- **THE PROBLEM**: Write the records below out in full, character for character, with no pictures.
>> Begin
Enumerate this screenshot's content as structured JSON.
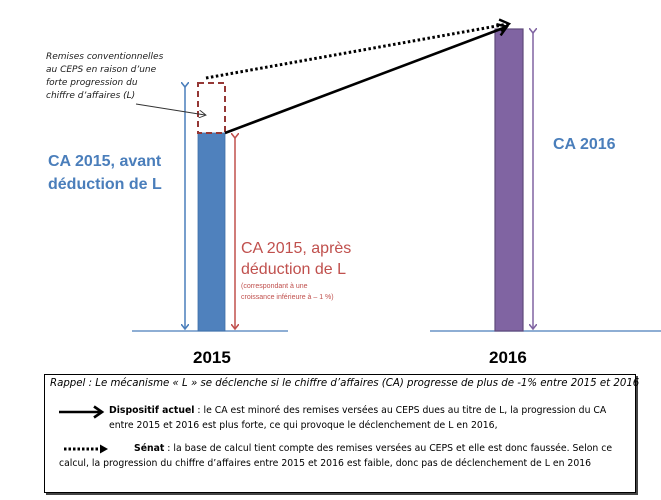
{
  "colors": {
    "bar_2015": "#4f81bd",
    "bar_2016": "#8064a2",
    "arrow_blue": "#4a7ebb",
    "arrow_red": "#c0504d",
    "arrow_purple": "#8064a2",
    "dashed_box": "#953735",
    "baseline": "#4a7ebb",
    "text_blue": "#4a7ebb",
    "text_red": "#c0504d"
  },
  "annotation": {
    "lines": [
      "Remises conventionnelles",
      "au CEPS en raison d’une",
      "forte progression du",
      "chiffre d’affaires (L)"
    ]
  },
  "labels": {
    "ca2015_before": [
      "CA 2015, avant",
      "déduction de L"
    ],
    "ca2015_after": [
      "CA 2015, après",
      "déduction de L"
    ],
    "ca2015_after_note": [
      "(correspondant  à une",
      "croissance  inférieure à – 1 %)"
    ],
    "ca2016": "CA 2016"
  },
  "years": {
    "y2015": "2015",
    "y2016": "2016"
  },
  "legend": {
    "rappel": "Rappel : Le mécanisme « L » se déclenche si le chiffre d’affaires (CA) progresse de plus de -1% entre 2015 et 2016",
    "items": [
      {
        "icon": "solid-arrow-icon",
        "title": "Dispositif actuel",
        "text": " : le CA est minoré des remises versées au CEPS dues au titre de L, la progression du CA entre 2015 et 2016 est plus forte, ce qui provoque le déclenchement  de L en 2016,"
      },
      {
        "icon": "dotted-arrow-icon",
        "title": "Sénat",
        "text": " : la base de calcul tient compte des remises versées au CEPS et elle est donc faussée. Selon ce calcul, la progression du chiffre d’affaires entre 2015 et 2016 est faible, donc pas de déclenchement  de L en 2016"
      }
    ]
  },
  "values": {
    "ca2015_before_relative": 0.83,
    "ca2015_after_relative": 0.66,
    "ca2016_relative": 1.0
  }
}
>> End
- **RESULT**:
Enumerate this screenshot's content as structured JSON.
{
  "colors": {
    "bar_2015": "#4f81bd",
    "bar_2016": "#8064a2",
    "arrow_blue": "#4a7ebb",
    "arrow_red": "#c0504d",
    "arrow_purple": "#8064a2",
    "dashed_box": "#953735",
    "baseline": "#4a7ebb",
    "text_blue": "#4a7ebb",
    "text_red": "#c0504d"
  },
  "annotation": {
    "lines": [
      "Remises conventionnelles",
      "au CEPS en raison d’une",
      "forte progression du",
      "chiffre d’affaires (L)"
    ]
  },
  "labels": {
    "ca2015_before": [
      "CA 2015, avant",
      "déduction de L"
    ],
    "ca2015_after": [
      "CA 2015, après",
      "déduction de L"
    ],
    "ca2015_after_note": [
      "(correspondant  à une",
      "croissance  inférieure à – 1 %)"
    ],
    "ca2016": "CA 2016"
  },
  "years": {
    "y2015": "2015",
    "y2016": "2016"
  },
  "legend": {
    "rappel": "Rappel : Le mécanisme « L » se déclenche si le chiffre d’affaires (CA) progresse de plus de -1% entre 2015 et 2016",
    "items": [
      {
        "icon": "solid-arrow-icon",
        "title": "Dispositif actuel",
        "text": " : le CA est minoré des remises versées au CEPS dues au titre de L, la progression du CA entre 2015 et 2016 est plus forte, ce qui provoque le déclenchement  de L en 2016,"
      },
      {
        "icon": "dotted-arrow-icon",
        "title": "Sénat",
        "text": " : la base de calcul tient compte des remises versées au CEPS et elle est donc faussée. Selon ce calcul, la progression du chiffre d’affaires entre 2015 et 2016 est faible, donc pas de déclenchement  de L en 2016"
      }
    ]
  },
  "values": {
    "ca2015_before_relative": 0.83,
    "ca2015_after_relative": 0.66,
    "ca2016_relative": 1.0
  }
}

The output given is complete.